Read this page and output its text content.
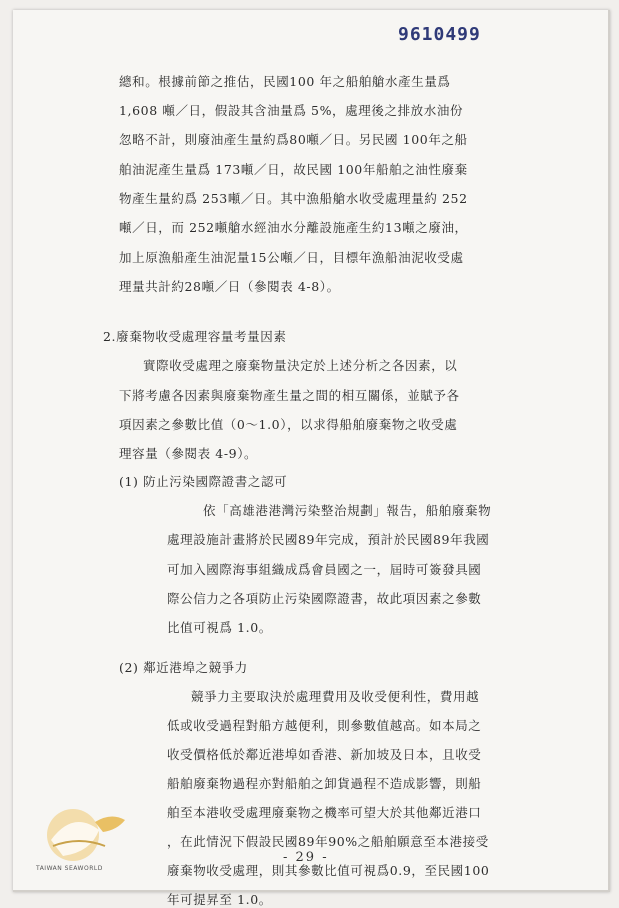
9610499
總和。根據前節之推估，民國100 年之船舶艙水產生量爲
1,608 噸／日，假設其含油量爲 5%，處理後之排放水油份
忽略不計，則廢油產生量約爲80噸／日。另民國 100年之船
舶油泥產生量爲 173噸／日，故民國 100年船舶之油性廢棄
物產生量約爲 253噸／日。其中漁船艙水收受處理量約 252
噸／日，而 252噸艙水經油水分離設施產生約13噸之廢油，
加上原漁船產生油泥量15公噸／日，目標年漁船油泥收受處
理量共計約28噸／日（參閱表 4-8）。
2.廢棄物收受處理容量考量因素
實際收受處理之廢棄物量決定於上述分析之各因素，以
下將考慮各因素與廢棄物產生量之間的相互關係，並賦予各
項因素之參數比值（0～1.0），以求得船舶廢棄物之收受處
理容量（參閱表 4-9）。
(1) 防止污染國際證書之認可
依「高雄港港灣污染整治規劃」報告，船舶廢棄物
處理設施計畫將於民國89年完成，預計於民國89年我國
可加入國際海事組織成爲會員國之一，屆時可簽發具國
際公信力之各項防止污染國際證書，故此項因素之參數
比值可視爲 1.0。
(2) 鄰近港埠之競爭力
競爭力主要取決於處理費用及收受便利性，費用越
低或收受過程對船方越便利，則參數值越高。如本局之
收受價格低於鄰近港埠如香港、新加坡及日本，且收受
船舶廢棄物過程亦對船舶之卸貨過程不造成影響，則船
舶至本港收受處理廢棄物之機率可望大於其他鄰近港口
，在此情況下假設民國89年90%之船舶願意至本港接受
廢棄物收受處理，則其參數比值可視爲0.9，至民國100
年可提昇至 1.0。
- 29 -
TAIWAN SEAWORLD
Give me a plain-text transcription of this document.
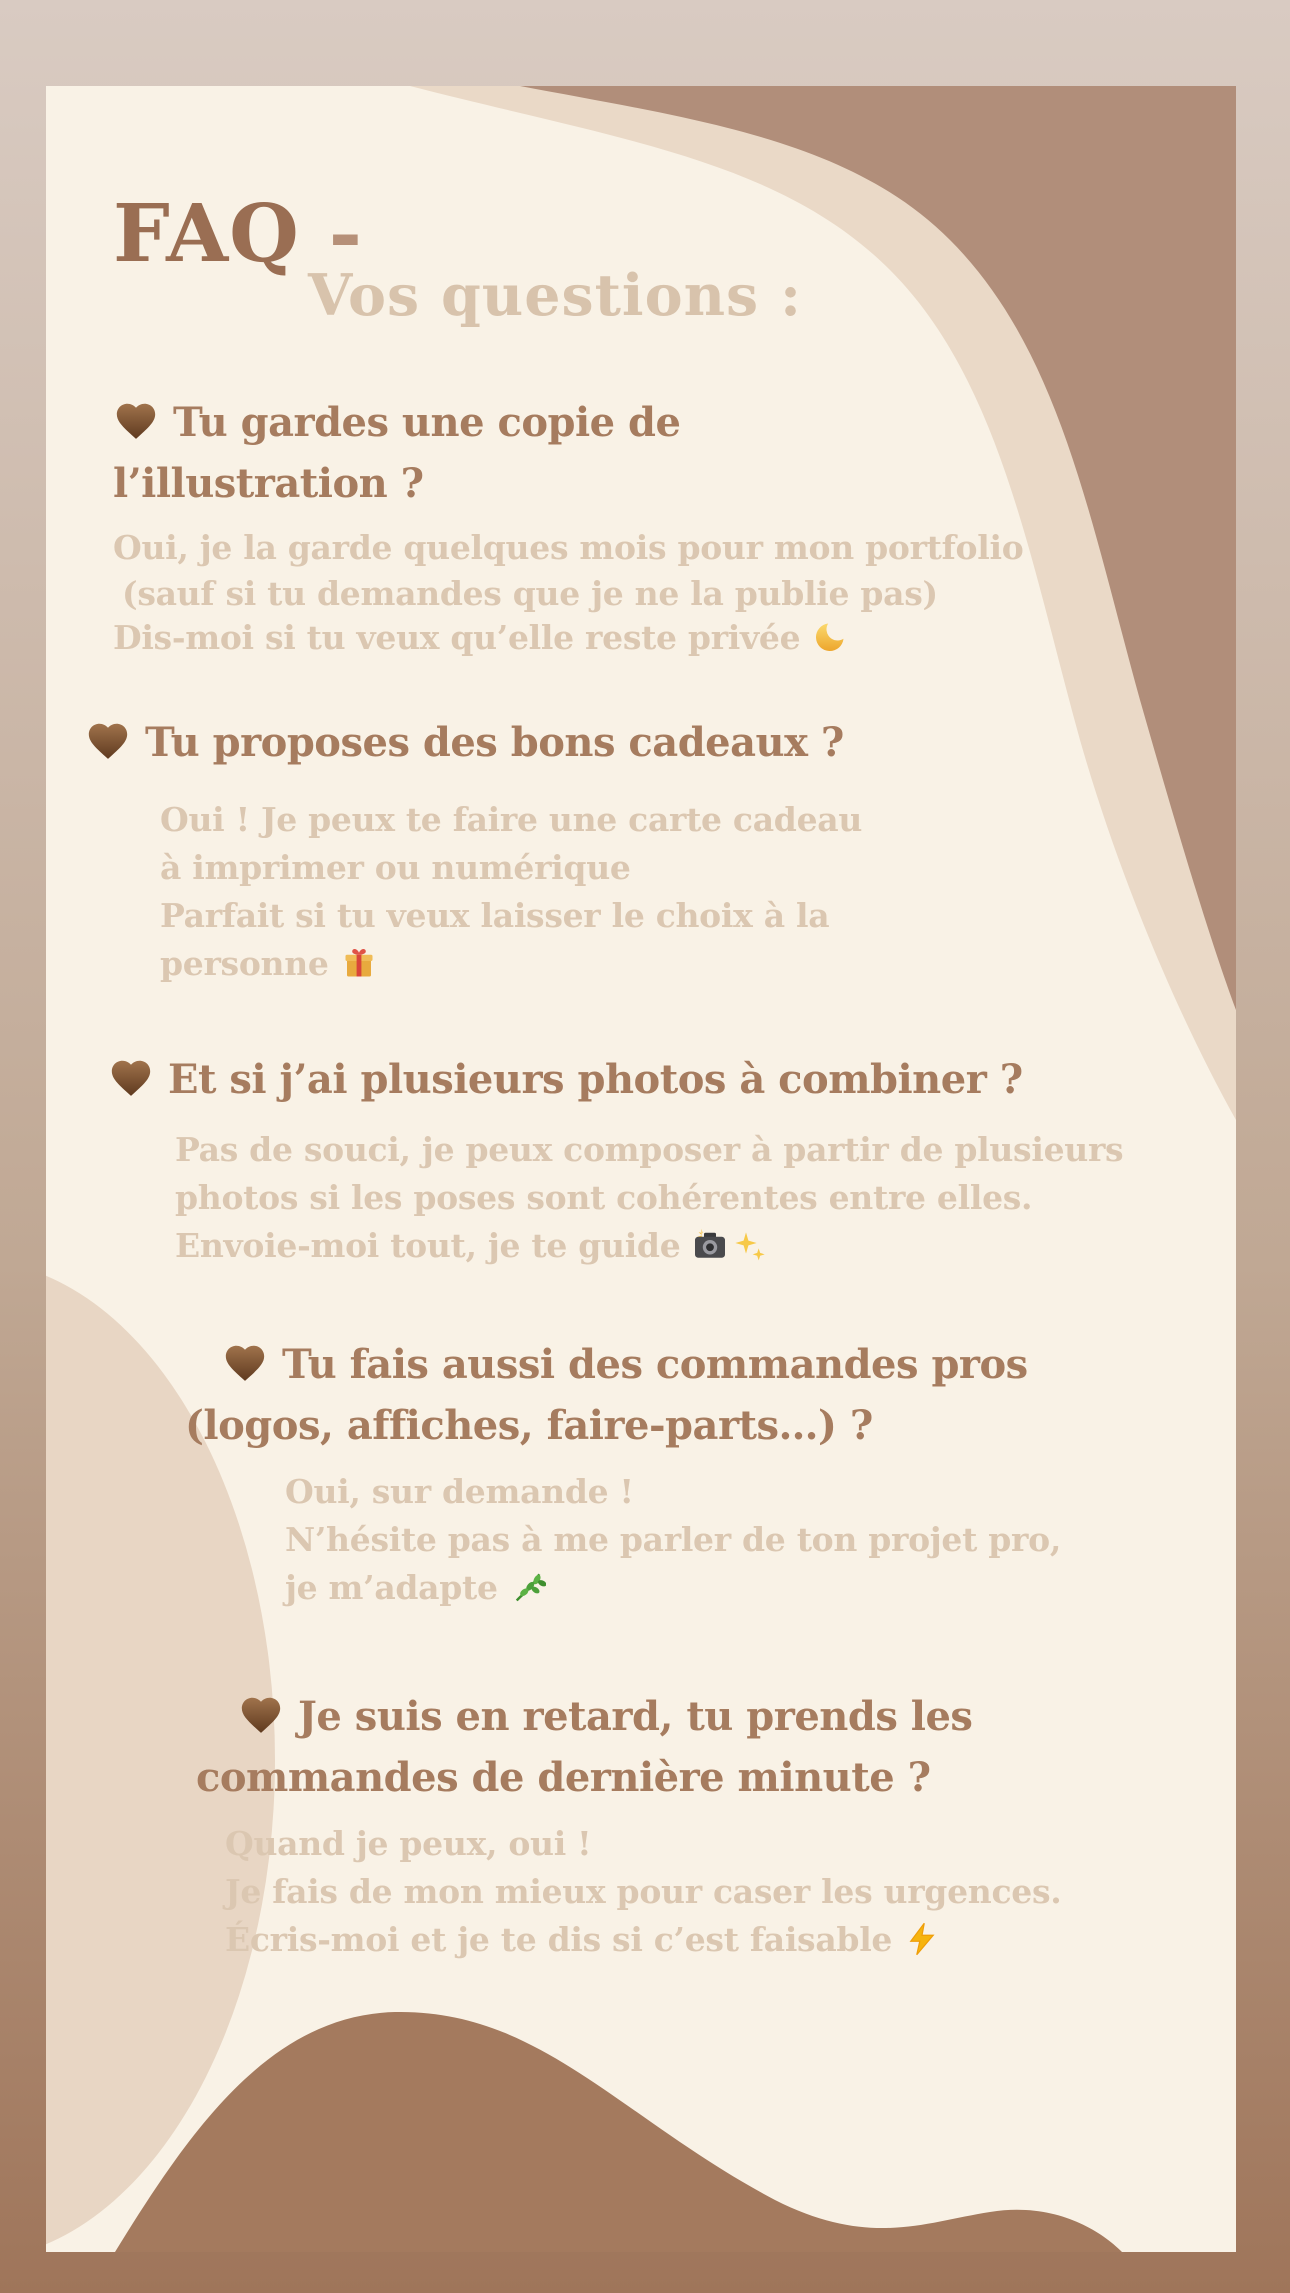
FAQ -
Vos questions :
Tu gardes une copie de
l’illustration ?
Oui, je la garde quelques mois pour mon portfolio
(sauf si tu demandes que je ne la publie pas)
Dis-moi si tu veux qu’elle reste privée
Tu proposes des bons cadeaux ?
Oui ! Je peux te faire une carte cadeau
à imprimer ou numérique
Parfait si tu veux laisser le choix à la
personne
Et si j’ai plusieurs photos à combiner ?
Pas de souci, je peux composer à partir de plusieurs
photos si les poses sont cohérentes entre elles.
Envoie-moi tout, je te guide
Tu fais aussi des commandes pros
(logos, affiches, faire-parts…) ?
Oui, sur demande !
N’hésite pas à me parler de ton projet pro,
je m’adapte
Je suis en retard, tu prends les
commandes de dernière minute ?
Quand je peux, oui !
Je fais de mon mieux pour caser les urgences.
Écris-moi et je te dis si c’est faisable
•••
Goal of the exercise
Omit the pictures and write out exactly the lines from the one containing "Give me a plain-text" through the last line of the material.

The answer
Give me a plain-text transcription of this document.
FAQ -
Vos questions :
Tu gardes une copie de
l’illustration ?
Oui, je la garde quelques mois pour mon portfolio
(sauf si tu demandes que je ne la publie pas)
Dis-moi si tu veux qu’elle reste privée
Tu proposes des bons cadeaux ?
Oui ! Je peux te faire une carte cadeau
à imprimer ou numérique
Parfait si tu veux laisser le choix à la
personne
Et si j’ai plusieurs photos à combiner ?
Pas de souci, je peux composer à partir de plusieurs
photos si les poses sont cohérentes entre elles.
Envoie-moi tout, je te guide
Tu fais aussi des commandes pros
(logos, affiches, faire-parts…) ?
Oui, sur demande !
N’hésite pas à me parler de ton projet pro,
je m’adapte
Je suis en retard, tu prends les
commandes de dernière minute ?
Quand je peux, oui !
Je fais de mon mieux pour caser les urgences.
Écris-moi et je te dis si c’est faisable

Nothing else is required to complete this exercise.